Task prompt:
Please restate the following records word for word.

Data in this exercise:
========================================
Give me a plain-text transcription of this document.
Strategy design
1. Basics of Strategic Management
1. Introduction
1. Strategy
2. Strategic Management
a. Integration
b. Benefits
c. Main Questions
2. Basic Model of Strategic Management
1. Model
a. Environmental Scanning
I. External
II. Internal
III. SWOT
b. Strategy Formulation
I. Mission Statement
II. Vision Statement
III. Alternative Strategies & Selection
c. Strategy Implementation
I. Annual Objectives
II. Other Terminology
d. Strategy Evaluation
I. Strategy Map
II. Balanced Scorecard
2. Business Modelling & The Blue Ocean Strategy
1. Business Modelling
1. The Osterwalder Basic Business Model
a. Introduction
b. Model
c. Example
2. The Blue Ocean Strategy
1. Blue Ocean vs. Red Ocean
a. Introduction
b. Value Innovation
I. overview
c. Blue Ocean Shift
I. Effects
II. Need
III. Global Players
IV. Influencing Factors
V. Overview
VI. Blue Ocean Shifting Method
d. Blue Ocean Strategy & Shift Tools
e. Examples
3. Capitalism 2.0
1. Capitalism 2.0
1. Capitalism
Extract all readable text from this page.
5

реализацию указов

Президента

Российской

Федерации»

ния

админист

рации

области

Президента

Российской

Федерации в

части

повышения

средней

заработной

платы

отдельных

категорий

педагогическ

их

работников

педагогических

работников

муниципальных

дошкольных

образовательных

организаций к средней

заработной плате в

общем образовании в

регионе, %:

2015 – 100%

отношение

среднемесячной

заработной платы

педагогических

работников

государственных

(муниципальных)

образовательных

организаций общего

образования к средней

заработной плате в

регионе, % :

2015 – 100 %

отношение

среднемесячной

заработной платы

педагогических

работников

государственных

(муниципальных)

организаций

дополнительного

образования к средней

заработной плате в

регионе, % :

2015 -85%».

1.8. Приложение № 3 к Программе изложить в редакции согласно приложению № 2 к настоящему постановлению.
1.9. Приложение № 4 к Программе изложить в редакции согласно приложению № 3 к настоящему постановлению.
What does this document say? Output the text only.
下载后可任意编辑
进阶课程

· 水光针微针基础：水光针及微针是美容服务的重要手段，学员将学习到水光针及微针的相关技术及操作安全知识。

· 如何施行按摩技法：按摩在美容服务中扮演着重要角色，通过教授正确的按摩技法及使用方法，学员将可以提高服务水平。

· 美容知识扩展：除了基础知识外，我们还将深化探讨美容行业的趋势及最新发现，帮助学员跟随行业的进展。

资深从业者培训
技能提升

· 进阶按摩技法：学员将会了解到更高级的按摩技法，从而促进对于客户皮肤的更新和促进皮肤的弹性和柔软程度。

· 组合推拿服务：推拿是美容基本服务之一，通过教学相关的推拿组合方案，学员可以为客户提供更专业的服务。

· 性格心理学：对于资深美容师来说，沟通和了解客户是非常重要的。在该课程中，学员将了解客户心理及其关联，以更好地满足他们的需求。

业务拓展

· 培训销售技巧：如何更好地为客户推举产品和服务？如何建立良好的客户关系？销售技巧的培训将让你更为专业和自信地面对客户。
========================================
Output of the task:
Give me a plain-text transcription of this document.
Strategy design
1. Basics of Strategic Management
1. Introduction
1. Strategy
2. Strategic Management
a. Integration
b. Benefits
c. Main Questions
2. Basic Model of Strategic Management
1. Model
a. Environmental Scanning
I. External
II. Internal
III. SWOT
b. Strategy Formulation
I. Mission Statement
II. Vision Statement
III. Alternative Strategies & Selection
c. Strategy Implementation
I. Annual Objectives
II. Other Terminology
d. Strategy Evaluation
I. Strategy Map
II. Balanced Scorecard
2. Business Modelling & The Blue Ocean Strategy
1. Business Modelling
1. The Osterwalder Basic Business Model
a. Introduction
b. Model
c. Example
2. The Blue Ocean Strategy
1. Blue Ocean vs. Red Ocean
a. Introduction
b. Value Innovation
I. overview
c. Blue Ocean Shift
I. Effects
II. Need
III. Global Players
IV. Influencing Factors
V. Overview
VI. Blue Ocean Shifting Method
d. Blue Ocean Strategy & Shift Tools
e. Examples
3. Capitalism 2.0
1. Capitalism 2.0
1. Capitalism
Extract all readable text from this page.
5

реализацию указов

Президента

Российской

Федерации»

ния

админист

рации

области

Президента

Российской

Федерации в

части

повышения

средней

заработной

платы

отдельных

категорий

педагогическ

их

работников

педагогических

работников

муниципальных

дошкольных

образовательных

организаций к средней

заработной плате в

общем образовании в

регионе, %:

2015 – 100%

отношение

среднемесячной

заработной платы

педагогических

работников

государственных

(муниципальных)

образовательных

организаций общего

образования к средней

заработной плате в

регионе, % :

2015 – 100 %

отношение

среднемесячной

заработной платы

педагогических

работников

государственных

(муниципальных)

организаций

дополнительного

образования к средней

заработной плате в

регионе, % :

2015 -85%».

1.8. Приложение № 3 к Программе изложить в редакции согласно приложению № 2 к настоящему постановлению.
1.9. Приложение № 4 к Программе изложить в редакции согласно приложению № 3 к настоящему постановлению.
What does this document say? Output the text only.
下载后可任意编辑
进阶课程

· 水光针微针基础：水光针及微针是美容服务的重要手段，学员将学习到水光针及微针的相关技术及操作安全知识。

· 如何施行按摩技法：按摩在美容服务中扮演着重要角色，通过教授正确的按摩技法及使用方法，学员将可以提高服务水平。

· 美容知识扩展：除了基础知识外，我们还将深化探讨美容行业的趋势及最新发现，帮助学员跟随行业的进展。

资深从业者培训
技能提升

· 进阶按摩技法：学员将会了解到更高级的按摩技法，从而促进对于客户皮肤的更新和促进皮肤的弹性和柔软程度。

· 组合推拿服务：推拿是美容基本服务之一，通过教学相关的推拿组合方案，学员可以为客户提供更专业的服务。

· 性格心理学：对于资深美容师来说，沟通和了解客户是非常重要的。在该课程中，学员将了解客户心理及其关联，以更好地满足他们的需求。

业务拓展

· 培训销售技巧：如何更好地为客户推举产品和服务？如何建立良好的客户关系？销售技巧的培训将让你更为专业和自信地面对客户。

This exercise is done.